PROVIDED DATA
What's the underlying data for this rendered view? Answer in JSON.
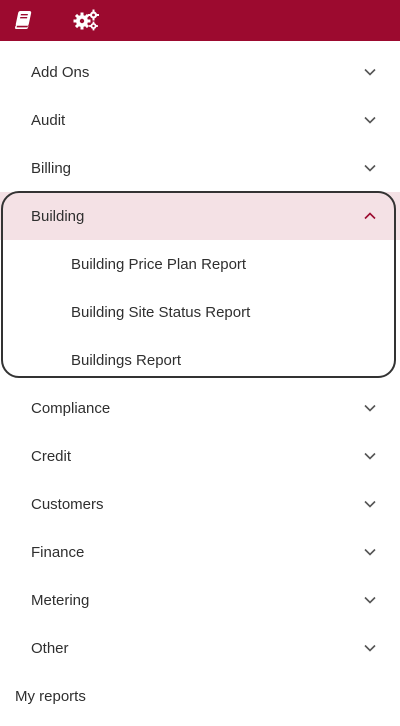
{
  "toolbar": {
    "reports_icon": "book-icon",
    "settings_icon": "gears-icon",
    "bar_color": "#9c0a2f"
  },
  "menu": {
    "items": [
      {
        "label": "Add Ons"
      },
      {
        "label": "Audit"
      },
      {
        "label": "Billing"
      },
      {
        "label": "Building",
        "expanded": true,
        "children": [
          {
            "label": "Building Price Plan Report"
          },
          {
            "label": "Building Site Status Report"
          },
          {
            "label": "Buildings Report"
          }
        ]
      },
      {
        "label": "Compliance"
      },
      {
        "label": "Credit"
      },
      {
        "label": "Customers"
      },
      {
        "label": "Finance"
      },
      {
        "label": "Metering"
      },
      {
        "label": "Other"
      }
    ],
    "my_reports_label": "My reports",
    "active_bg": "#f4e1e5",
    "accent": "#9c0a2f"
  }
}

AIM OF THE EXERCISE
Reproduce each entry precisely. Leave the pictures out.

RESULT OF THE EXERCISE
What's the underlying data for this rendered view? Answer in JSON.
{
  "toolbar": {
    "reports_icon": "book-icon",
    "settings_icon": "gears-icon",
    "bar_color": "#9c0a2f"
  },
  "menu": {
    "items": [
      {
        "label": "Add Ons"
      },
      {
        "label": "Audit"
      },
      {
        "label": "Billing"
      },
      {
        "label": "Building",
        "expanded": true,
        "children": [
          {
            "label": "Building Price Plan Report"
          },
          {
            "label": "Building Site Status Report"
          },
          {
            "label": "Buildings Report"
          }
        ]
      },
      {
        "label": "Compliance"
      },
      {
        "label": "Credit"
      },
      {
        "label": "Customers"
      },
      {
        "label": "Finance"
      },
      {
        "label": "Metering"
      },
      {
        "label": "Other"
      }
    ],
    "my_reports_label": "My reports",
    "active_bg": "#f4e1e5",
    "accent": "#9c0a2f"
  }
}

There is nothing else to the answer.